The task →
Scan the lines below; pull out those with "нужд".

Task data →
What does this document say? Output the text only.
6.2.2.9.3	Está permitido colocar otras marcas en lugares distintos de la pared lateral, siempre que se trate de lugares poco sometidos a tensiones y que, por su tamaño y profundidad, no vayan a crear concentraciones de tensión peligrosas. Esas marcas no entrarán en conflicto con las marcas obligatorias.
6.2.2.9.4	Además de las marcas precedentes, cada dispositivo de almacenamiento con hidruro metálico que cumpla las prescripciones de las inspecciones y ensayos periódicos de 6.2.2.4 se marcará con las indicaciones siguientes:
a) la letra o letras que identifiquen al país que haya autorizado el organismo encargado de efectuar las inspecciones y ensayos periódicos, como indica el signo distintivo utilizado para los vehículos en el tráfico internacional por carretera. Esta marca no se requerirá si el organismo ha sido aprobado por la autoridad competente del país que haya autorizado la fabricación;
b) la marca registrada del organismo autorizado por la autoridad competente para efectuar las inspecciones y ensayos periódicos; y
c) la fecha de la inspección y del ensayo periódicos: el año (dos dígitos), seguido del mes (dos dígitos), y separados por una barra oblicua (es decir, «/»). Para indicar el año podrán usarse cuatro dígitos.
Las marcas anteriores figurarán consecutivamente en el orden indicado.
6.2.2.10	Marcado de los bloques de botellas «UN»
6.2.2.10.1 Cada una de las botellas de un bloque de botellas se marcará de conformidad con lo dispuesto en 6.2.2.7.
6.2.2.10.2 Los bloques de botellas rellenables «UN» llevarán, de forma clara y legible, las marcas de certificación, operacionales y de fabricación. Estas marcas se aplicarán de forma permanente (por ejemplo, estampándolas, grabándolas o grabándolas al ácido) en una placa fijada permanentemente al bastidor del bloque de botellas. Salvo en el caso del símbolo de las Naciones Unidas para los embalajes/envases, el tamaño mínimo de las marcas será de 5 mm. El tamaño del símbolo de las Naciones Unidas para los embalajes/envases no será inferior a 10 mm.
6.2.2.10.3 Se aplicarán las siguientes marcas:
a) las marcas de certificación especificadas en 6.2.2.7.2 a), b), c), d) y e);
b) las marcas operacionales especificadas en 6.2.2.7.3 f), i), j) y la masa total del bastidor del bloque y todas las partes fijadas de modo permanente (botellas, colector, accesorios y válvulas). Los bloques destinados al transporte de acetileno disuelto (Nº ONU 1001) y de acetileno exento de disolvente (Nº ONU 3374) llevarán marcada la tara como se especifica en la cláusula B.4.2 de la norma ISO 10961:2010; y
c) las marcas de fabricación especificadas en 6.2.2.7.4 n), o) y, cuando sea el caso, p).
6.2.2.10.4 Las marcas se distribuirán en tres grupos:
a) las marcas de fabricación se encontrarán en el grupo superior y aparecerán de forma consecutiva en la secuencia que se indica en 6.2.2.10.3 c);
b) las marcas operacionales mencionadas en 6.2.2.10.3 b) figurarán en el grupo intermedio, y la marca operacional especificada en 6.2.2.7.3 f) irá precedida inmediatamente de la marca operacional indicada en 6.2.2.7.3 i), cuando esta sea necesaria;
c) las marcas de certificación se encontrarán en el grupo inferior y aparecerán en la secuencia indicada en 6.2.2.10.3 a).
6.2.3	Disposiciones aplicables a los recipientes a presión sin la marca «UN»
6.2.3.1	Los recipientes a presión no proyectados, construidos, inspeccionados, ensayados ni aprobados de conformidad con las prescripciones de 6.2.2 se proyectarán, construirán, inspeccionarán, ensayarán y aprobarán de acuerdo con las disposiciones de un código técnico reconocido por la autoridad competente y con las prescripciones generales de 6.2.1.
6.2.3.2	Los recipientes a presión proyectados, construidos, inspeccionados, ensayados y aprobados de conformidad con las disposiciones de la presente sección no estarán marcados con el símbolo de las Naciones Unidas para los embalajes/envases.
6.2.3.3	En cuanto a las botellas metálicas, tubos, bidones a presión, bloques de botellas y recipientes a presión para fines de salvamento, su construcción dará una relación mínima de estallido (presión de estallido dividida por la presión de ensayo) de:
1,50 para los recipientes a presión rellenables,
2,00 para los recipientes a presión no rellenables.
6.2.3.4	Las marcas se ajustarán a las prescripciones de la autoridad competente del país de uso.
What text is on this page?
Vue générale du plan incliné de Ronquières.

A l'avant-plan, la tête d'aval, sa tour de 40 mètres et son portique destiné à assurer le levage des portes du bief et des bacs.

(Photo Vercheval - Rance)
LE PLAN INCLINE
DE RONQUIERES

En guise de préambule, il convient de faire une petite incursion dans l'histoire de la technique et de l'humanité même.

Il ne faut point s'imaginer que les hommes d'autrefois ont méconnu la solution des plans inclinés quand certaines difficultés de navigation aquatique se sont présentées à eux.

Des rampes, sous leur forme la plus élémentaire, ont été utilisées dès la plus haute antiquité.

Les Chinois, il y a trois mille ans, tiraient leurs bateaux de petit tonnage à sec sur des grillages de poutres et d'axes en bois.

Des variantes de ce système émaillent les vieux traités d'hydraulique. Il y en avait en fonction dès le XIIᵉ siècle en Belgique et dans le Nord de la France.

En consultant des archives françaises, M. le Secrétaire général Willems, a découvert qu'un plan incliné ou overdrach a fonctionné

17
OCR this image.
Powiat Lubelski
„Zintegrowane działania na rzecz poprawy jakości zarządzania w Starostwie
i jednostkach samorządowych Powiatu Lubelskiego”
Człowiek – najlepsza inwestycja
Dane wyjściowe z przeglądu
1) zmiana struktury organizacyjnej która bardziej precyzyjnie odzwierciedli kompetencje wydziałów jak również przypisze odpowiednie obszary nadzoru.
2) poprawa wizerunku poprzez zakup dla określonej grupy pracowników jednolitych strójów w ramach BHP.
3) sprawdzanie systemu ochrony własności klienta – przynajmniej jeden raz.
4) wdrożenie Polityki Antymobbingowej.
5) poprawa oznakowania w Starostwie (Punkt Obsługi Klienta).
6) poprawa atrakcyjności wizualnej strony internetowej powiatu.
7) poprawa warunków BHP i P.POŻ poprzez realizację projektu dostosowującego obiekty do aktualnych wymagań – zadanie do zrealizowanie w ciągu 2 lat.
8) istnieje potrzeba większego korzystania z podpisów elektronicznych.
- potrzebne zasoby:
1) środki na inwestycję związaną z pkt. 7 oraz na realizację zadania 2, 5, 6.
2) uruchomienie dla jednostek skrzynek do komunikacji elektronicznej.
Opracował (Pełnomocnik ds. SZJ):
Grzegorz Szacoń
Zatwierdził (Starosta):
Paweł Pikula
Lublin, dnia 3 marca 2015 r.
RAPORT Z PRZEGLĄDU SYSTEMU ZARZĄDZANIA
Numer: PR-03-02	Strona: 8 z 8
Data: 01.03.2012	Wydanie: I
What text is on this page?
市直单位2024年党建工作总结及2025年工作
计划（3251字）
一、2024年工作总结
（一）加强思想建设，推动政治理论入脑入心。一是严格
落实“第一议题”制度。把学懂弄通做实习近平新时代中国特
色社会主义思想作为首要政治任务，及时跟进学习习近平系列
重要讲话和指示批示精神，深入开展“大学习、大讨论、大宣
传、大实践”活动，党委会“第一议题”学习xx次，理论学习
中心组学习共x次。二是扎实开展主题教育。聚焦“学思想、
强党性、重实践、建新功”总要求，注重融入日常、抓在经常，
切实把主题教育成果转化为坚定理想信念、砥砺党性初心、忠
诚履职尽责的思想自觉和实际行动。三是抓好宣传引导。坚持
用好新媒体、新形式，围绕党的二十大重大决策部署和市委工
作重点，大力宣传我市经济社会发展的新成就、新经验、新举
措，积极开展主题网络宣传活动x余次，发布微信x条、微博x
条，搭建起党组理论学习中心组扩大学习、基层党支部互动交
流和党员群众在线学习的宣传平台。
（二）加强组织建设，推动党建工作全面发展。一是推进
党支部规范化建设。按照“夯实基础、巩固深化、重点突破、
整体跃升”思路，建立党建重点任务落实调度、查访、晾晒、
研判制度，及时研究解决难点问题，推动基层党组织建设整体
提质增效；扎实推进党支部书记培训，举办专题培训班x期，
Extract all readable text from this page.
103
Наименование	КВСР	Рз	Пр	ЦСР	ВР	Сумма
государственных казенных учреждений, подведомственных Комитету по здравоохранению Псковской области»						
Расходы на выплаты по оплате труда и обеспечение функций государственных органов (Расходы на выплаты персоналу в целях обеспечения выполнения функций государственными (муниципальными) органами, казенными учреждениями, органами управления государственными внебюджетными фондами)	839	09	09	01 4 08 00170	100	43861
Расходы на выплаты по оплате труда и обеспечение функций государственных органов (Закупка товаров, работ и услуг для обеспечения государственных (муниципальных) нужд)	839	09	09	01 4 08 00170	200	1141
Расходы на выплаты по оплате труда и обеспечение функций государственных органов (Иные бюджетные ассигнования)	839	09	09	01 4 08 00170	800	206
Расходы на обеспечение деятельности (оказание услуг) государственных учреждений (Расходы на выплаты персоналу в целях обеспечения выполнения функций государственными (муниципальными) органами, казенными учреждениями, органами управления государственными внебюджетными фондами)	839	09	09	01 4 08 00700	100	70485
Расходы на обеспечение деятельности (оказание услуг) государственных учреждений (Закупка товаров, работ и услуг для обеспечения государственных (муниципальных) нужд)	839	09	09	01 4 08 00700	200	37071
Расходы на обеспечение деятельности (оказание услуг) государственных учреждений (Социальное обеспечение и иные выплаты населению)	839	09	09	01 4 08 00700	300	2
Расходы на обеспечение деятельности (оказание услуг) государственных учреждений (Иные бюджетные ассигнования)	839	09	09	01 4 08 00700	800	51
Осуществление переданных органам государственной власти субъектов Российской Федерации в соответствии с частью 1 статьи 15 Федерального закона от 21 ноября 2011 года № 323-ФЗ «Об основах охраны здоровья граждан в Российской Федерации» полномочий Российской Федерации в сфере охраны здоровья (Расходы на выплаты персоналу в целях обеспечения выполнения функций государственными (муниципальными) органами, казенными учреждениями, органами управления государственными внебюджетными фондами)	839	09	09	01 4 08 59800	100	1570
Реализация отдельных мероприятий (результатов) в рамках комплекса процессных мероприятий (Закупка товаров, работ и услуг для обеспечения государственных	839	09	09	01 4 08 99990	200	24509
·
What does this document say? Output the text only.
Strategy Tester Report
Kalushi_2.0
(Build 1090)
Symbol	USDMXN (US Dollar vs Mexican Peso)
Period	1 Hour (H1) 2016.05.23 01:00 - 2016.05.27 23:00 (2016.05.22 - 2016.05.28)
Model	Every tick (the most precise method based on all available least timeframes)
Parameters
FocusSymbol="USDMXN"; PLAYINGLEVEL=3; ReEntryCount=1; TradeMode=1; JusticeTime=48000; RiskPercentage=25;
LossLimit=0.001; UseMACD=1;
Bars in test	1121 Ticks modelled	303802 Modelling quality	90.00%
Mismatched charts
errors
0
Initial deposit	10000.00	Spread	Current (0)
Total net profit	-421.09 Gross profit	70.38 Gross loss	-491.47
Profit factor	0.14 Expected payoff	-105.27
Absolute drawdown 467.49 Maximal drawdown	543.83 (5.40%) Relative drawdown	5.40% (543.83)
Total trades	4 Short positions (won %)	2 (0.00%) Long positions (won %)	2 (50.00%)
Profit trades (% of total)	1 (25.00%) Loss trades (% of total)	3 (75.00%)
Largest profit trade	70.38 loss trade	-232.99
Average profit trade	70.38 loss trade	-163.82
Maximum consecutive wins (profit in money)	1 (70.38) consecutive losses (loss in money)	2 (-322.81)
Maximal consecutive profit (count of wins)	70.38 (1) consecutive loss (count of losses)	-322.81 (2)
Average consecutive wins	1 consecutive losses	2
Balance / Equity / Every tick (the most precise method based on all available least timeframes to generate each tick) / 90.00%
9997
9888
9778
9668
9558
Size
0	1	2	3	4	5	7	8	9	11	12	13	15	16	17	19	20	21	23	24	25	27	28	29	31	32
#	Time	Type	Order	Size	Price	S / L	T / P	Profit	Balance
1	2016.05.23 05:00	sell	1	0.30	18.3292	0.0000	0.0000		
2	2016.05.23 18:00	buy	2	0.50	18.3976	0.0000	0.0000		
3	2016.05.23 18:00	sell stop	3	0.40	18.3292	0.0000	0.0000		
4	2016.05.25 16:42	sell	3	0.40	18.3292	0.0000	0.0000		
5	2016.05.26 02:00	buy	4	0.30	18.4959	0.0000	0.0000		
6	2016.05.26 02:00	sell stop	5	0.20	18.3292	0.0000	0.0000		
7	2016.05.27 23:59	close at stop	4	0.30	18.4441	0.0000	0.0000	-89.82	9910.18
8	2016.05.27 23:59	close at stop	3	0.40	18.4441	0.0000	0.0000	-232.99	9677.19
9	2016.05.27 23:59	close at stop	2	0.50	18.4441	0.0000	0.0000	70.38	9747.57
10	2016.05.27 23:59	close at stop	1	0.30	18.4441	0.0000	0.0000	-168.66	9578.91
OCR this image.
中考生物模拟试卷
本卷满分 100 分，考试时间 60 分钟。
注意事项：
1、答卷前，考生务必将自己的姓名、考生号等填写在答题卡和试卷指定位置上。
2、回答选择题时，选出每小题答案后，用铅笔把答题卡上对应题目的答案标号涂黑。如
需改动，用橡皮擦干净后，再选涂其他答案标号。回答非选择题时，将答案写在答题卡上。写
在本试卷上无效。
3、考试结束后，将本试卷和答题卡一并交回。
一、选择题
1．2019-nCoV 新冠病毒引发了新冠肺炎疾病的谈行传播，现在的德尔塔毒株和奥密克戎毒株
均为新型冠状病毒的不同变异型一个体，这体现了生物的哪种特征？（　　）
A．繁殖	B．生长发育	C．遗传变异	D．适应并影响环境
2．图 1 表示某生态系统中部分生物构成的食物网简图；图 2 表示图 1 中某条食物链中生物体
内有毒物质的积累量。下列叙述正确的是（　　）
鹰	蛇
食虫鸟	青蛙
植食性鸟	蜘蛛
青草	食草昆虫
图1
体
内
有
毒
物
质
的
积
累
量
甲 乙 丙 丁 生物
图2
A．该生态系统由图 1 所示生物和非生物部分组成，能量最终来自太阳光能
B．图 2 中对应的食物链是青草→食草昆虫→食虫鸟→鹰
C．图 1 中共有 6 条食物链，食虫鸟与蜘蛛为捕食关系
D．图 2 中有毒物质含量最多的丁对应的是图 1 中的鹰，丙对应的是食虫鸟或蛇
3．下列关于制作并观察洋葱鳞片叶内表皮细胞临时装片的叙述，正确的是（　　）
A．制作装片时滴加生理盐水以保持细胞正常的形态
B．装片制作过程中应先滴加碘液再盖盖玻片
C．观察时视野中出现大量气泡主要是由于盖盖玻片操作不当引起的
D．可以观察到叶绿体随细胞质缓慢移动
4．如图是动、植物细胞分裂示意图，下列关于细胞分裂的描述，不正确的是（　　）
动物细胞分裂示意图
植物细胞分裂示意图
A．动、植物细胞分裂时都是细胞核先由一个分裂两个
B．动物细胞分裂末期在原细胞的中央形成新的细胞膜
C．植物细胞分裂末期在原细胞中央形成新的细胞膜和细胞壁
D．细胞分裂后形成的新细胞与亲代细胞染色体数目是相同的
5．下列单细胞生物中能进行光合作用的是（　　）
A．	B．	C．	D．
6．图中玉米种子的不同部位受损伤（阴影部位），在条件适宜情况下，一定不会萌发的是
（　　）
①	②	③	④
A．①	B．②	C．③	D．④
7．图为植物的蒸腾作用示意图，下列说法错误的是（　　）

The response →
Расходы на выплаты по оплате труда и обеспечение функций государственных органов (Закупка товаров, работ и услуг для обеспечения государственных (муниципальных) нужд)	839	09	09	01 4 08 00170	200	1141
Расходы на обеспечение деятельности (оказание услуг) государственных учреждений (Закупка товаров, работ и услуг для обеспечения государственных (муниципальных) нужд)	839	09	09	01 4 08 00700	200	37071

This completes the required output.